* Begin Data lines *

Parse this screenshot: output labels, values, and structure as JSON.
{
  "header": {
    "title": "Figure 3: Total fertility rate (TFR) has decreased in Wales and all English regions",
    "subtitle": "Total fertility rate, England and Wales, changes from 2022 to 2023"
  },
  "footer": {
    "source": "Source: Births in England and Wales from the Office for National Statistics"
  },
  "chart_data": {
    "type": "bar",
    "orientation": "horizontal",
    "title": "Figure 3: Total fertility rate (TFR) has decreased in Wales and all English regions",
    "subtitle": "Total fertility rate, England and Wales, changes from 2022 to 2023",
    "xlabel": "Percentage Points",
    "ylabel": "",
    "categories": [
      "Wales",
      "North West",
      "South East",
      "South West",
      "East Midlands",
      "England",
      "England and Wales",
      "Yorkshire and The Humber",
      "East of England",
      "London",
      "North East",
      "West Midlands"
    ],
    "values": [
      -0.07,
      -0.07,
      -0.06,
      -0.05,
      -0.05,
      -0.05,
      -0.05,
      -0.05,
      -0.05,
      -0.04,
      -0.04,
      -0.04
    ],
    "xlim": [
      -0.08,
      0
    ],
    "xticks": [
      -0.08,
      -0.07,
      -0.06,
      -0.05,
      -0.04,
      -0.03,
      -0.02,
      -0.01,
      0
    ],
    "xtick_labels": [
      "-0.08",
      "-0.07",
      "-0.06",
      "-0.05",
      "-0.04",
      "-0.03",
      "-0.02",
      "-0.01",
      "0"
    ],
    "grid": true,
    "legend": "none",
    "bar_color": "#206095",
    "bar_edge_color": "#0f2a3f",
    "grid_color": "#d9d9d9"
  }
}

* End Data lines *
* Begin Data lines *

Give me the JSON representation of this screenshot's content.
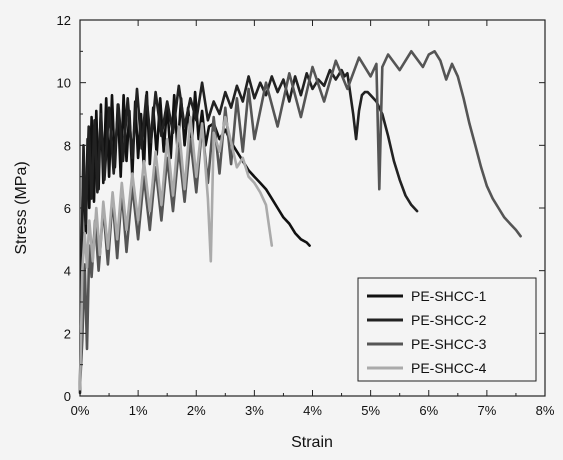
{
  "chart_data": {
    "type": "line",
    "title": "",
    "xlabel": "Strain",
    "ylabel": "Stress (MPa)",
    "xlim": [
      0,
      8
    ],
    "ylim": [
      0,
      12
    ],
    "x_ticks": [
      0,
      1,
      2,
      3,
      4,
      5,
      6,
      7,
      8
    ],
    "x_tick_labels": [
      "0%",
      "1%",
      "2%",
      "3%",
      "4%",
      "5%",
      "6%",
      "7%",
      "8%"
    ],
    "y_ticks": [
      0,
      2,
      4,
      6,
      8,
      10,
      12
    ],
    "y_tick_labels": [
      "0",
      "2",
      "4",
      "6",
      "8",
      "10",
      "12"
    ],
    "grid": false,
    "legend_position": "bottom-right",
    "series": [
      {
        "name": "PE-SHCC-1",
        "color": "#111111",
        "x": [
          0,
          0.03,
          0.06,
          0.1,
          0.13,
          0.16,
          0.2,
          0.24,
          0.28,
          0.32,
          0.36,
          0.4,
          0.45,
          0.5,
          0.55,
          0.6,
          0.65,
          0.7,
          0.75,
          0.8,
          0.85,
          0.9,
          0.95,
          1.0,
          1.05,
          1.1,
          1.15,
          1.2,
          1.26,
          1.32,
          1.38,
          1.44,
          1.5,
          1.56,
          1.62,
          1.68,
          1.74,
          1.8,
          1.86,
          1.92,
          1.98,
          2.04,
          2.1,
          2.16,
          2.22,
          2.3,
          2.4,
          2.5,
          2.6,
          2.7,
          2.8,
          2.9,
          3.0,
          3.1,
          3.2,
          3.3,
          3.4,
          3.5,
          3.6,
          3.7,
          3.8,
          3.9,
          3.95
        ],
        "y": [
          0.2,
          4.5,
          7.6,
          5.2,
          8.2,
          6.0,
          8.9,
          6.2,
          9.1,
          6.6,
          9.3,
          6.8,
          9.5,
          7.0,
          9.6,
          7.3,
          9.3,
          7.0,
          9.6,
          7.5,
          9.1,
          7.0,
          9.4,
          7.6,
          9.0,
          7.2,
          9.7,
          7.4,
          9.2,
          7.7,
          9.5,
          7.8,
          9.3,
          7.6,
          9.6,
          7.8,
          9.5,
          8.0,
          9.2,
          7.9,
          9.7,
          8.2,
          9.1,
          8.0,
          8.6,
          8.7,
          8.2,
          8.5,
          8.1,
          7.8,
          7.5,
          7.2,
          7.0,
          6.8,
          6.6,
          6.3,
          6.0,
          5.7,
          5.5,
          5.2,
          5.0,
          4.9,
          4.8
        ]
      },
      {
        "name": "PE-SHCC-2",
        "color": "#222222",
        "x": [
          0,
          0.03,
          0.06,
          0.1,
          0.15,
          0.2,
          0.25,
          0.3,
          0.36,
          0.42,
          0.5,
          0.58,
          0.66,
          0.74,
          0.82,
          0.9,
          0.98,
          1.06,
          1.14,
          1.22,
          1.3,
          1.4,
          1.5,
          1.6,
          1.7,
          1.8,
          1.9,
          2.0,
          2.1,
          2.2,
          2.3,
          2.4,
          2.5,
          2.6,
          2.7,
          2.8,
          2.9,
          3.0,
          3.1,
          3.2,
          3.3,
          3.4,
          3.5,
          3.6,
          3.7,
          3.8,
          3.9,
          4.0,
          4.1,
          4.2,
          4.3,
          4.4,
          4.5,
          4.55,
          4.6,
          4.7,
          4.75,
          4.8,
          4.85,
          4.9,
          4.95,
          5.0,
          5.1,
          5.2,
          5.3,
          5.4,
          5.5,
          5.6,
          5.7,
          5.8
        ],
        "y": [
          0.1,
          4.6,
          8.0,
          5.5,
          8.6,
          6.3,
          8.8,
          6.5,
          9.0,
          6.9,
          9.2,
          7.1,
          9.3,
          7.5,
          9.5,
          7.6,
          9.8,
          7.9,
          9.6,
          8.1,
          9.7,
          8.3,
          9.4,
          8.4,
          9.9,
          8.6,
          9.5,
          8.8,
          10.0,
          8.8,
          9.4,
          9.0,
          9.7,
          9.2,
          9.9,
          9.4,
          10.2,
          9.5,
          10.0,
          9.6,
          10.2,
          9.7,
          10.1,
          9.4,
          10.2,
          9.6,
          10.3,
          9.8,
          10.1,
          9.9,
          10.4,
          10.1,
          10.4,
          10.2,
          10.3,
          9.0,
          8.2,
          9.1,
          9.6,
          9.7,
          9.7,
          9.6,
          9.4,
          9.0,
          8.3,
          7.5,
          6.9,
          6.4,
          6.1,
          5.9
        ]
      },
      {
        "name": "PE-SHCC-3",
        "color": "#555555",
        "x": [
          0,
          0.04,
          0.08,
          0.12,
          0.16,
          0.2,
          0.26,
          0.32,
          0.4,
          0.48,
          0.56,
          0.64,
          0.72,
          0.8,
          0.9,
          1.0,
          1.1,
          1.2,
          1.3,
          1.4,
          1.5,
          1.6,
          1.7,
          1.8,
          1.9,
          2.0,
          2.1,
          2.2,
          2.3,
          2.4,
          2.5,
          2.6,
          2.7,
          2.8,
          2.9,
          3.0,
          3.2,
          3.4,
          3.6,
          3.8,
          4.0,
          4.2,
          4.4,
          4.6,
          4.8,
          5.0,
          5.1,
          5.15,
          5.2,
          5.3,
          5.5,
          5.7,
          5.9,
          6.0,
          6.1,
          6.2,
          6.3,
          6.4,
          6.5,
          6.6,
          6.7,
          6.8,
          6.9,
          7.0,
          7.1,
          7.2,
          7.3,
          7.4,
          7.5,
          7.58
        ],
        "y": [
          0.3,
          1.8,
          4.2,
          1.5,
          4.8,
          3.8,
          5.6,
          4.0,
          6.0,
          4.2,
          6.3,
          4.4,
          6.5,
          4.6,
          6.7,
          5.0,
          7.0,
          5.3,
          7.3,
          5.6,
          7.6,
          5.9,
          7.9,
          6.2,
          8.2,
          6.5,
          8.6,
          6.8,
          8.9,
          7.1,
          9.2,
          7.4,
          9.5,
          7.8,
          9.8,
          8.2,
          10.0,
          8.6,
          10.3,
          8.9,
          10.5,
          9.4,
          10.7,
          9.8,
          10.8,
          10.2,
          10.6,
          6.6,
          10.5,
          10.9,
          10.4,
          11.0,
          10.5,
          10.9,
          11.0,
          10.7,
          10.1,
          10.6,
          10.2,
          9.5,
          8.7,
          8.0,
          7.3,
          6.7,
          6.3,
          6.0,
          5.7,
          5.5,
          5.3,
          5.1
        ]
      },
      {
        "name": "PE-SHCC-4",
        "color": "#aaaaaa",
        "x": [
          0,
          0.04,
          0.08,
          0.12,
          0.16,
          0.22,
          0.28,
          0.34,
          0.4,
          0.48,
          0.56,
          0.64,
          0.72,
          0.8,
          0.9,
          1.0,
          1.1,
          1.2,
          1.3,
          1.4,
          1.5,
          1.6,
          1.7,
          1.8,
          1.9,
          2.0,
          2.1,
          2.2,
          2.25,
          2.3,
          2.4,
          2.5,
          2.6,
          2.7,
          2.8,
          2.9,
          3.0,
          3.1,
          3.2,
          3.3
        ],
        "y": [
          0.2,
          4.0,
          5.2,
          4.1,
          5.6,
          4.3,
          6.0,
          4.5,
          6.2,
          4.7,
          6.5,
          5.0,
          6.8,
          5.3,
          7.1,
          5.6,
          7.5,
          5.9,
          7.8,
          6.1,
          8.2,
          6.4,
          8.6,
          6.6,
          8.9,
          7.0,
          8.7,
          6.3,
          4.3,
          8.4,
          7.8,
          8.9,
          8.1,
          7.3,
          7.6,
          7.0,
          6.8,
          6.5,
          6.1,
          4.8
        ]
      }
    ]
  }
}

* End Data lines *

> Exercise prompt
Copy out every line from the material above in which the word "JSON" appears.

> In response
Parse this screenshot: output labels, values, and structure as JSON.
Give me the JSON representation of this screenshot's content.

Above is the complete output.